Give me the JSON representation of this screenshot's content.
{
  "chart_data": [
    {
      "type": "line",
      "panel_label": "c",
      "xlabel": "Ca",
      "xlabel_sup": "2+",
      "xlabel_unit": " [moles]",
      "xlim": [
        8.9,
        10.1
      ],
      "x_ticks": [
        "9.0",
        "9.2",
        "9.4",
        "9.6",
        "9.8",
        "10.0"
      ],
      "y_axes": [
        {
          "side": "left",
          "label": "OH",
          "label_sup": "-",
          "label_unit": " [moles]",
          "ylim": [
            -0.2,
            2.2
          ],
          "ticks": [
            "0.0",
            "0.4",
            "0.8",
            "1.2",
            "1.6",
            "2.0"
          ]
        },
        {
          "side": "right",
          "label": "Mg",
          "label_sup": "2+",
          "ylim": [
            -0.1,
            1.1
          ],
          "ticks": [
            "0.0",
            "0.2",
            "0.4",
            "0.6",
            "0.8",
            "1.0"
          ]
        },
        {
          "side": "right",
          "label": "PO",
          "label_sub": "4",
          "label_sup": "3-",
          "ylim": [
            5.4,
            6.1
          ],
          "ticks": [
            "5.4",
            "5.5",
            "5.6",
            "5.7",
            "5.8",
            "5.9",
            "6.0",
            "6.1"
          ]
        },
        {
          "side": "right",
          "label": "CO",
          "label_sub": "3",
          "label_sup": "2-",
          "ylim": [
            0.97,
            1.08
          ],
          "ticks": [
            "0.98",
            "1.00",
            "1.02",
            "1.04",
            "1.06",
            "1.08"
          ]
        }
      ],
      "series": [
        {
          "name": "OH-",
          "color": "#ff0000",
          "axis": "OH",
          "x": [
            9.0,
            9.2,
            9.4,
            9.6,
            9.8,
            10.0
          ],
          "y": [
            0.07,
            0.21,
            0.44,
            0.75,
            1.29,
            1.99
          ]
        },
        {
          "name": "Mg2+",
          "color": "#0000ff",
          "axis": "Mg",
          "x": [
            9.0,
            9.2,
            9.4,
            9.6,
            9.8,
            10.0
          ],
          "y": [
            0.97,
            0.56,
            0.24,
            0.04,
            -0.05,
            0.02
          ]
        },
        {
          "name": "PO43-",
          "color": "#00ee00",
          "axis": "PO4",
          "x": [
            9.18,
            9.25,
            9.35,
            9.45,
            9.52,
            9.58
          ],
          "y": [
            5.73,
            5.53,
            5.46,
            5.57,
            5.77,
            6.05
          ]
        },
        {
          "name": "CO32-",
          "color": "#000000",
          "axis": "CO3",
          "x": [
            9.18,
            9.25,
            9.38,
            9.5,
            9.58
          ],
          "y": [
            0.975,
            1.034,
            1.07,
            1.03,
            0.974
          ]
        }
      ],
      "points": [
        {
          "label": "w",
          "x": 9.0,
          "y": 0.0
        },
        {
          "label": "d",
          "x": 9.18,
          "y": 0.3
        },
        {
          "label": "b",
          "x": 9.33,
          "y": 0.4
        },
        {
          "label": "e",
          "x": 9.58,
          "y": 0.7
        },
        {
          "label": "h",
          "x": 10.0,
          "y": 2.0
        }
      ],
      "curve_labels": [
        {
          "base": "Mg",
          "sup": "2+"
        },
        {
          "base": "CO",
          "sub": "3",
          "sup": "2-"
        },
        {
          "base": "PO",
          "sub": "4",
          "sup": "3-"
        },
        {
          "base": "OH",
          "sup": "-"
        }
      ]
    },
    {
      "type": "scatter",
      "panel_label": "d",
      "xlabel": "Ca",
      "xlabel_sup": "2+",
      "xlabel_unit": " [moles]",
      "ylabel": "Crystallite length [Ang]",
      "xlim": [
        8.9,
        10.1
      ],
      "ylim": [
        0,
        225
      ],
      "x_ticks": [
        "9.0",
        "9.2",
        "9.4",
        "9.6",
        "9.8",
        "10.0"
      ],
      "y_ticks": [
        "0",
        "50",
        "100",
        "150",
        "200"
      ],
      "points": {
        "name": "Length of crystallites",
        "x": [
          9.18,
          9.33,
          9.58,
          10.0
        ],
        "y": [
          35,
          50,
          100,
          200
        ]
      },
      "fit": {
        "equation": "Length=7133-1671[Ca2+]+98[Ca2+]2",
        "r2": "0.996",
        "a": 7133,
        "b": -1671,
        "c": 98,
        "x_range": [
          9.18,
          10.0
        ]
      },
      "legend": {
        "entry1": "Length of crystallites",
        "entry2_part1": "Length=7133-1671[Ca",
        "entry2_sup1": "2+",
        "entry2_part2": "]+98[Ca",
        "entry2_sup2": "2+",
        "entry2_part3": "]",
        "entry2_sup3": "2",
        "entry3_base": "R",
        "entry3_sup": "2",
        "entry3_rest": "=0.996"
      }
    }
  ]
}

- - - -

■ **TASK DESCRIPTION**
Exactly as written above, please repeat the entries.

■ **PROBLEM SOLUTION**
Give me the JSON representation of this screenshot's content.
{
  "chart_data": [
    {
      "type": "line",
      "panel_label": "c",
      "xlabel": "Ca",
      "xlabel_sup": "2+",
      "xlabel_unit": " [moles]",
      "xlim": [
        8.9,
        10.1
      ],
      "x_ticks": [
        "9.0",
        "9.2",
        "9.4",
        "9.6",
        "9.8",
        "10.0"
      ],
      "y_axes": [
        {
          "side": "left",
          "label": "OH",
          "label_sup": "-",
          "label_unit": " [moles]",
          "ylim": [
            -0.2,
            2.2
          ],
          "ticks": [
            "0.0",
            "0.4",
            "0.8",
            "1.2",
            "1.6",
            "2.0"
          ]
        },
        {
          "side": "right",
          "label": "Mg",
          "label_sup": "2+",
          "ylim": [
            -0.1,
            1.1
          ],
          "ticks": [
            "0.0",
            "0.2",
            "0.4",
            "0.6",
            "0.8",
            "1.0"
          ]
        },
        {
          "side": "right",
          "label": "PO",
          "label_sub": "4",
          "label_sup": "3-",
          "ylim": [
            5.4,
            6.1
          ],
          "ticks": [
            "5.4",
            "5.5",
            "5.6",
            "5.7",
            "5.8",
            "5.9",
            "6.0",
            "6.1"
          ]
        },
        {
          "side": "right",
          "label": "CO",
          "label_sub": "3",
          "label_sup": "2-",
          "ylim": [
            0.97,
            1.08
          ],
          "ticks": [
            "0.98",
            "1.00",
            "1.02",
            "1.04",
            "1.06",
            "1.08"
          ]
        }
      ],
      "series": [
        {
          "name": "OH-",
          "color": "#ff0000",
          "axis": "OH",
          "x": [
            9.0,
            9.2,
            9.4,
            9.6,
            9.8,
            10.0
          ],
          "y": [
            0.07,
            0.21,
            0.44,
            0.75,
            1.29,
            1.99
          ]
        },
        {
          "name": "Mg2+",
          "color": "#0000ff",
          "axis": "Mg",
          "x": [
            9.0,
            9.2,
            9.4,
            9.6,
            9.8,
            10.0
          ],
          "y": [
            0.97,
            0.56,
            0.24,
            0.04,
            -0.05,
            0.02
          ]
        },
        {
          "name": "PO43-",
          "color": "#00ee00",
          "axis": "PO4",
          "x": [
            9.18,
            9.25,
            9.35,
            9.45,
            9.52,
            9.58
          ],
          "y": [
            5.73,
            5.53,
            5.46,
            5.57,
            5.77,
            6.05
          ]
        },
        {
          "name": "CO32-",
          "color": "#000000",
          "axis": "CO3",
          "x": [
            9.18,
            9.25,
            9.38,
            9.5,
            9.58
          ],
          "y": [
            0.975,
            1.034,
            1.07,
            1.03,
            0.974
          ]
        }
      ],
      "points": [
        {
          "label": "w",
          "x": 9.0,
          "y": 0.0
        },
        {
          "label": "d",
          "x": 9.18,
          "y": 0.3
        },
        {
          "label": "b",
          "x": 9.33,
          "y": 0.4
        },
        {
          "label": "e",
          "x": 9.58,
          "y": 0.7
        },
        {
          "label": "h",
          "x": 10.0,
          "y": 2.0
        }
      ],
      "curve_labels": [
        {
          "base": "Mg",
          "sup": "2+"
        },
        {
          "base": "CO",
          "sub": "3",
          "sup": "2-"
        },
        {
          "base": "PO",
          "sub": "4",
          "sup": "3-"
        },
        {
          "base": "OH",
          "sup": "-"
        }
      ]
    },
    {
      "type": "scatter",
      "panel_label": "d",
      "xlabel": "Ca",
      "xlabel_sup": "2+",
      "xlabel_unit": " [moles]",
      "ylabel": "Crystallite length [Ang]",
      "xlim": [
        8.9,
        10.1
      ],
      "ylim": [
        0,
        225
      ],
      "x_ticks": [
        "9.0",
        "9.2",
        "9.4",
        "9.6",
        "9.8",
        "10.0"
      ],
      "y_ticks": [
        "0",
        "50",
        "100",
        "150",
        "200"
      ],
      "points": {
        "name": "Length of crystallites",
        "x": [
          9.18,
          9.33,
          9.58,
          10.0
        ],
        "y": [
          35,
          50,
          100,
          200
        ]
      },
      "fit": {
        "equation": "Length=7133-1671[Ca2+]+98[Ca2+]2",
        "r2": "0.996",
        "a": 7133,
        "b": -1671,
        "c": 98,
        "x_range": [
          9.18,
          10.0
        ]
      },
      "legend": {
        "entry1": "Length of crystallites",
        "entry2_part1": "Length=7133-1671[Ca",
        "entry2_sup1": "2+",
        "entry2_part2": "]+98[Ca",
        "entry2_sup2": "2+",
        "entry2_part3": "]",
        "entry2_sup3": "2",
        "entry3_base": "R",
        "entry3_sup": "2",
        "entry3_rest": "=0.996"
      }
    }
  ]
}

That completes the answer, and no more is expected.